Copy out everything in the records below from the line containing "Patent image size: (1353, 931)." down to the line containing "The outer chain plates 103 is at (150, 515).", with both of those lines included and every character unchanged.

##########

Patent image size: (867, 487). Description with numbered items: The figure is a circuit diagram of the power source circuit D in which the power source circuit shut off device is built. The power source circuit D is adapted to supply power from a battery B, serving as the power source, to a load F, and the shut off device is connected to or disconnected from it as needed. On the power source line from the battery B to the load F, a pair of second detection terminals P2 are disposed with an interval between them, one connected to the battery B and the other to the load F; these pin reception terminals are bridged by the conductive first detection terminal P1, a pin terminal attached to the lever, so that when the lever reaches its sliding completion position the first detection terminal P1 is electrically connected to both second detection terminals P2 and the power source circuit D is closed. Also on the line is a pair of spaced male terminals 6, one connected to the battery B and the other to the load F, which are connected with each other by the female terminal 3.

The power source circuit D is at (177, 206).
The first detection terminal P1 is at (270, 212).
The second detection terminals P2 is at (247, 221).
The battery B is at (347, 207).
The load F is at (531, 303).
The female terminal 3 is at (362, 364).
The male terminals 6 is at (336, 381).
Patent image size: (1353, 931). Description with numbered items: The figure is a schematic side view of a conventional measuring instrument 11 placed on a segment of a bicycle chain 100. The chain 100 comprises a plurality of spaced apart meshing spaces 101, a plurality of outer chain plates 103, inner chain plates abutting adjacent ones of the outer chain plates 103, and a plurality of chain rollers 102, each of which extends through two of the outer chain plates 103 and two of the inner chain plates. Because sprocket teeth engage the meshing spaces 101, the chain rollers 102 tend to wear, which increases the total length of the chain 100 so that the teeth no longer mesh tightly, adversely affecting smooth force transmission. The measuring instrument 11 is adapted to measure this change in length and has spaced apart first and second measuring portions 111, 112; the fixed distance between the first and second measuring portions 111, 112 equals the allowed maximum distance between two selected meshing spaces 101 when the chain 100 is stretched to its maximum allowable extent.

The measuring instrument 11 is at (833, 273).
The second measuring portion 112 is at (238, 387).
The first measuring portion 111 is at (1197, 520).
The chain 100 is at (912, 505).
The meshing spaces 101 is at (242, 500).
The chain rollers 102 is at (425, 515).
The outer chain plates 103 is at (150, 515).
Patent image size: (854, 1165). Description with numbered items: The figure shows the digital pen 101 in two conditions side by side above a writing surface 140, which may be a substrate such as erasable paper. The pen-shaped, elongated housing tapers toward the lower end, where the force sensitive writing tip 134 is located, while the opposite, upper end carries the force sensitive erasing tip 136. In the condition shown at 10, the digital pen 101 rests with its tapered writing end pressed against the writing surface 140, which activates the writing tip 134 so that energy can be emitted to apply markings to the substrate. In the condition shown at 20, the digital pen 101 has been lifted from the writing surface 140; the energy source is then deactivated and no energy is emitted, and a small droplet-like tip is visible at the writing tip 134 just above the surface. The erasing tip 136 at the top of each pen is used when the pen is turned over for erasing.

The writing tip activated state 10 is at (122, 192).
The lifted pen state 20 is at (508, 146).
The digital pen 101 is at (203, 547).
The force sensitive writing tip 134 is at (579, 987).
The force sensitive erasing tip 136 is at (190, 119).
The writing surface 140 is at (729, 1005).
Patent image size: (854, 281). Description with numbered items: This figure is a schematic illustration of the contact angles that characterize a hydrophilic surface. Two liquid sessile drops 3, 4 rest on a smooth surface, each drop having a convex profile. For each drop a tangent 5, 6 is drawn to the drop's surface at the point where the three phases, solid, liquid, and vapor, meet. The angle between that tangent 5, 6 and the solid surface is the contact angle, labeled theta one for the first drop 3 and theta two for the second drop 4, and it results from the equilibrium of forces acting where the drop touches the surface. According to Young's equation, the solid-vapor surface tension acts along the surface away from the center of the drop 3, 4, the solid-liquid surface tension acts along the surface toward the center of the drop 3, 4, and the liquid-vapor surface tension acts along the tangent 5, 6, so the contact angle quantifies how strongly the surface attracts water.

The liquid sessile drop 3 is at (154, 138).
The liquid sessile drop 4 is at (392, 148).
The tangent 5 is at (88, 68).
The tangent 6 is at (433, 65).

##########

**FINISHED TASK:**
Patent image size: (1353, 931). Description with numbered items: The figure is a schematic side view of a conventional measuring instrument 11 placed on a segment of a bicycle chain 100. The chain 100 comprises a plurality of spaced apart meshing spaces 101, a plurality of outer chain plates 103, inner chain plates abutting adjacent ones of the outer chain plates 103, and a plurality of chain rollers 102, each of which extends through two of the outer chain plates 103 and two of the inner chain plates. Because sprocket teeth engage the meshing spaces 101, the chain rollers 102 tend to wear, which increases the total length of the chain 100 so that the teeth no longer mesh tightly, adversely affecting smooth force transmission. The measuring instrument 11 is adapted to measure this change in length and has spaced apart first and second measuring portions 111, 112; the fixed distance between the first and second measuring portions 111, 112 equals the allowed maximum distance between two selected meshing spaces 101 when the chain 100 is stretched to its maximum allowable extent.

The measuring instrument 11 is at (833, 273).
The second measuring portion 112 is at (238, 387).
The first measuring portion 111 is at (1197, 520).
The chain 100 is at (912, 505).
The meshing spaces 101 is at (242, 500).
The chain rollers 102 is at (425, 515).
The outer chain plates 103 is at (150, 515).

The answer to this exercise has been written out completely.